• _AIM OF THE EXERCISE_: From the listing below, copy every line with the word "geometry".

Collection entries
-.-.-

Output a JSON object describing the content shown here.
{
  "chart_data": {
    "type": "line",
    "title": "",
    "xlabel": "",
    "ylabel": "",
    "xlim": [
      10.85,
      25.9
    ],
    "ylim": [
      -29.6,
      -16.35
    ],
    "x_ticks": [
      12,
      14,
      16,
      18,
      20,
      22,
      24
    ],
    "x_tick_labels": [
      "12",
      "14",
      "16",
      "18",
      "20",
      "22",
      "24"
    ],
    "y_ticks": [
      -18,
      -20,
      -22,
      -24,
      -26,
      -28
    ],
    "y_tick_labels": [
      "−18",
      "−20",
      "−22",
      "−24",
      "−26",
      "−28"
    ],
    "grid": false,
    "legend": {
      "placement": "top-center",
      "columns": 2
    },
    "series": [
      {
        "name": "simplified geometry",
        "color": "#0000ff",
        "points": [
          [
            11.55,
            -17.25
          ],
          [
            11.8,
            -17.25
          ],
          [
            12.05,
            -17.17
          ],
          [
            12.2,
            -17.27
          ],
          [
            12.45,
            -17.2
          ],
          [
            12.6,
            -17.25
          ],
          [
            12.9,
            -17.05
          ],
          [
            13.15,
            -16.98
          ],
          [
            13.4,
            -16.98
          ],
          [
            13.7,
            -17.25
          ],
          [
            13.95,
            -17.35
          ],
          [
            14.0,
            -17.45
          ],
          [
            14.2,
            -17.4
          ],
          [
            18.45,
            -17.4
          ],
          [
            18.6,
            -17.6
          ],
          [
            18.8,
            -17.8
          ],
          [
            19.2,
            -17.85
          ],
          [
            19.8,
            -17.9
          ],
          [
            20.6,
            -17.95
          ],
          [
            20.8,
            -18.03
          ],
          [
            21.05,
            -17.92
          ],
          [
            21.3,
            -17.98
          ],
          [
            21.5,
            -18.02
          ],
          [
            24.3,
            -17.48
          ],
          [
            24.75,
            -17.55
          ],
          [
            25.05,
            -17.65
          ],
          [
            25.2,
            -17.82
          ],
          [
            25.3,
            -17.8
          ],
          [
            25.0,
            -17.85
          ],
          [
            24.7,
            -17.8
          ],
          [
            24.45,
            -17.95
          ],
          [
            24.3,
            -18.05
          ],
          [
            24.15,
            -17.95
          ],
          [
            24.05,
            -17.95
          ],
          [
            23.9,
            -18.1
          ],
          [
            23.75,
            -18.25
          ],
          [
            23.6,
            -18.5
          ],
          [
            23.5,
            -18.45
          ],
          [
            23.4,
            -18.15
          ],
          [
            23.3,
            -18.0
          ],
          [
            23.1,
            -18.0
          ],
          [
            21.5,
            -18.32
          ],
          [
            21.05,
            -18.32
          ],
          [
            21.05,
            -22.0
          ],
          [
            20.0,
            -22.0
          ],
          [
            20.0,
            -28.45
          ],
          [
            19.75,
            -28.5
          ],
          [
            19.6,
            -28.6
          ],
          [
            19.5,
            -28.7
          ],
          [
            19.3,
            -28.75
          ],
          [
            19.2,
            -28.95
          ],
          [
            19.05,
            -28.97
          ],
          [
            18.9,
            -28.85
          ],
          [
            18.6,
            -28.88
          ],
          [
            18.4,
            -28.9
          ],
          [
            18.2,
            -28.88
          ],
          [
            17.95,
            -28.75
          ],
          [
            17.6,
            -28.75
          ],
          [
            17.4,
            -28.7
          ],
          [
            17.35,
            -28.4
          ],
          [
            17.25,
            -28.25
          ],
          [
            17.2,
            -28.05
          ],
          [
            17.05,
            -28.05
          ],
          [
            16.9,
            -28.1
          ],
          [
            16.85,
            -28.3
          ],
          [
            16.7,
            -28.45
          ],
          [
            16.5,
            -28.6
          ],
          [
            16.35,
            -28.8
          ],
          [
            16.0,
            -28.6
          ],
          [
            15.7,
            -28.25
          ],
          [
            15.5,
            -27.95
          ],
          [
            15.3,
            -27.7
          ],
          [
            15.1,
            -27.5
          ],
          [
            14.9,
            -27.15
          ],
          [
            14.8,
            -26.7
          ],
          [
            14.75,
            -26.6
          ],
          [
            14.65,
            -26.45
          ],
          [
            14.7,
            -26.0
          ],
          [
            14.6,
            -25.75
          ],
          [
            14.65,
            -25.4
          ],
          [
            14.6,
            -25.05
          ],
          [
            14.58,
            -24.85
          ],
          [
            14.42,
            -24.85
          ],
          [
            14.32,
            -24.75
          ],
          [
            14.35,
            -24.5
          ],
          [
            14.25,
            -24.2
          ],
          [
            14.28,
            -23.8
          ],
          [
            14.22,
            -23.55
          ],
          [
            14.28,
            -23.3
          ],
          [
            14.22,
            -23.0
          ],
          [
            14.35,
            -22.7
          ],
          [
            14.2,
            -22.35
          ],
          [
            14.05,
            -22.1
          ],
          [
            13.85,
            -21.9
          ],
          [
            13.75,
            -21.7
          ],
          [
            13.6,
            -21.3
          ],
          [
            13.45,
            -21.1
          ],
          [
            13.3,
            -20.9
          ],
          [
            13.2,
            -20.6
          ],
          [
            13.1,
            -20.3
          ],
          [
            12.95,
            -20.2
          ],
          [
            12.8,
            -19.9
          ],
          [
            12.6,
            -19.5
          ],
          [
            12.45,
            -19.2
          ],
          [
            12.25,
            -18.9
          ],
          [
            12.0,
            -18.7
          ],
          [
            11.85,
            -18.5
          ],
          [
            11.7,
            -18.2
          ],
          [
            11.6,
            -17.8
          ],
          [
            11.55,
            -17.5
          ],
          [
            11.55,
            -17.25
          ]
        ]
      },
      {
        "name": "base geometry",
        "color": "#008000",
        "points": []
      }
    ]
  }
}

-.-.-

• _ANSWER_:
        "name": "simplified geometry",
        "name": "base geometry",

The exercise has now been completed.